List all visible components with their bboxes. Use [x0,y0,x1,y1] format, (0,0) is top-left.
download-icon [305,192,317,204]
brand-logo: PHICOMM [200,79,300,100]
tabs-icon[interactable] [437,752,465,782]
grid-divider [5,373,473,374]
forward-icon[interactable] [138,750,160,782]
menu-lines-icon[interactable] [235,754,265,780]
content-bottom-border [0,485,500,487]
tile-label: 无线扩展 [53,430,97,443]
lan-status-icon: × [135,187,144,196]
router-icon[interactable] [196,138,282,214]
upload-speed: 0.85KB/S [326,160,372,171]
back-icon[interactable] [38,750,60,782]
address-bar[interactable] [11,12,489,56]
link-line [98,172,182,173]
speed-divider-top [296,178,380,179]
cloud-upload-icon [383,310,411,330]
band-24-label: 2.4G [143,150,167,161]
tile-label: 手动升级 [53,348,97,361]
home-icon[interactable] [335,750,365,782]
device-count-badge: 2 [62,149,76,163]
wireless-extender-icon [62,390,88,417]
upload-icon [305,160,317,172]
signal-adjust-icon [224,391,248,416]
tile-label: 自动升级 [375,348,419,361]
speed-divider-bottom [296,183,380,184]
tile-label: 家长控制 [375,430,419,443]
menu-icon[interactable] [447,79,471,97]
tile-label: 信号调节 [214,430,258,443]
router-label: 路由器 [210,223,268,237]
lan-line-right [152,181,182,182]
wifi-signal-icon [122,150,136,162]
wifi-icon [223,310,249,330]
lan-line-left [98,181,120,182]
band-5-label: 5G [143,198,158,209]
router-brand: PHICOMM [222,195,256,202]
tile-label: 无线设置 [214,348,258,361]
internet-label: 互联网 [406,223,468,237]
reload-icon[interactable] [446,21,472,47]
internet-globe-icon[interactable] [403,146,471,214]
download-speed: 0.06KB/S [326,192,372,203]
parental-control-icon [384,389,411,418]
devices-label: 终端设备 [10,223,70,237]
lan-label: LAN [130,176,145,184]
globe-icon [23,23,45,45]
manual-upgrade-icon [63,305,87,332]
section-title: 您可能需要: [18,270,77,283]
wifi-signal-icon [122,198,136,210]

○ ○ ○ ○ ○ ○ ○

- To be done -
Return every line of the records above unchanged, in the same order.

- Response to this task -
List all visible components with their bboxes. Use [x0,y0,x1,y1] format, (0,0) is top-left.
download-icon [305,192,317,204]
brand-logo: PHICOMM [200,79,300,100]
tabs-icon[interactable] [437,752,465,782]
grid-divider [5,373,473,374]
forward-icon[interactable] [138,750,160,782]
menu-lines-icon[interactable] [235,754,265,780]
content-bottom-border [0,485,500,487]
tile-label: 无线扩展 [53,430,97,443]
lan-status-icon: × [135,187,144,196]
router-icon[interactable] [196,138,282,214]
upload-speed: 0.85KB/S [326,160,372,171]
back-icon[interactable] [38,750,60,782]
address-bar[interactable] [11,12,489,56]
link-line [98,172,182,173]
speed-divider-top [296,178,380,179]
cloud-upload-icon [383,310,411,330]
band-24-label: 2.4G [143,150,167,161]
tile-label: 手动升级 [53,348,97,361]
home-icon[interactable] [335,750,365,782]
device-count-badge: 2 [62,149,76,163]
wireless-extender-icon [62,390,88,417]
upload-icon [305,160,317,172]
signal-adjust-icon [224,391,248,416]
tile-label: 自动升级 [375,348,419,361]
speed-divider-bottom [296,183,380,184]
tile-label: 家长控制 [375,430,419,443]
menu-icon[interactable] [447,79,471,97]
tile-label: 信号调节 [214,430,258,443]
router-label: 路由器 [210,223,268,237]
lan-line-right [152,181,182,182]
wifi-signal-icon [122,150,136,162]
wifi-icon [223,310,249,330]
lan-line-left [98,181,120,182]
band-5-label: 5G [143,198,158,209]
router-brand: PHICOMM [222,195,256,202]
tile-label: 无线设置 [214,348,258,361]
internet-label: 互联网 [406,223,468,237]
reload-icon[interactable] [446,21,472,47]
internet-globe-icon[interactable] [403,146,471,214]
download-speed: 0.06KB/S [326,192,372,203]
parental-control-icon [384,389,411,418]
devices-label: 终端设备 [10,223,70,237]
lan-label: LAN [130,176,145,184]
globe-icon [23,23,45,45]
manual-upgrade-icon [63,305,87,332]
section-title: 您可能需要: [18,270,77,283]
wifi-signal-icon [122,198,136,210]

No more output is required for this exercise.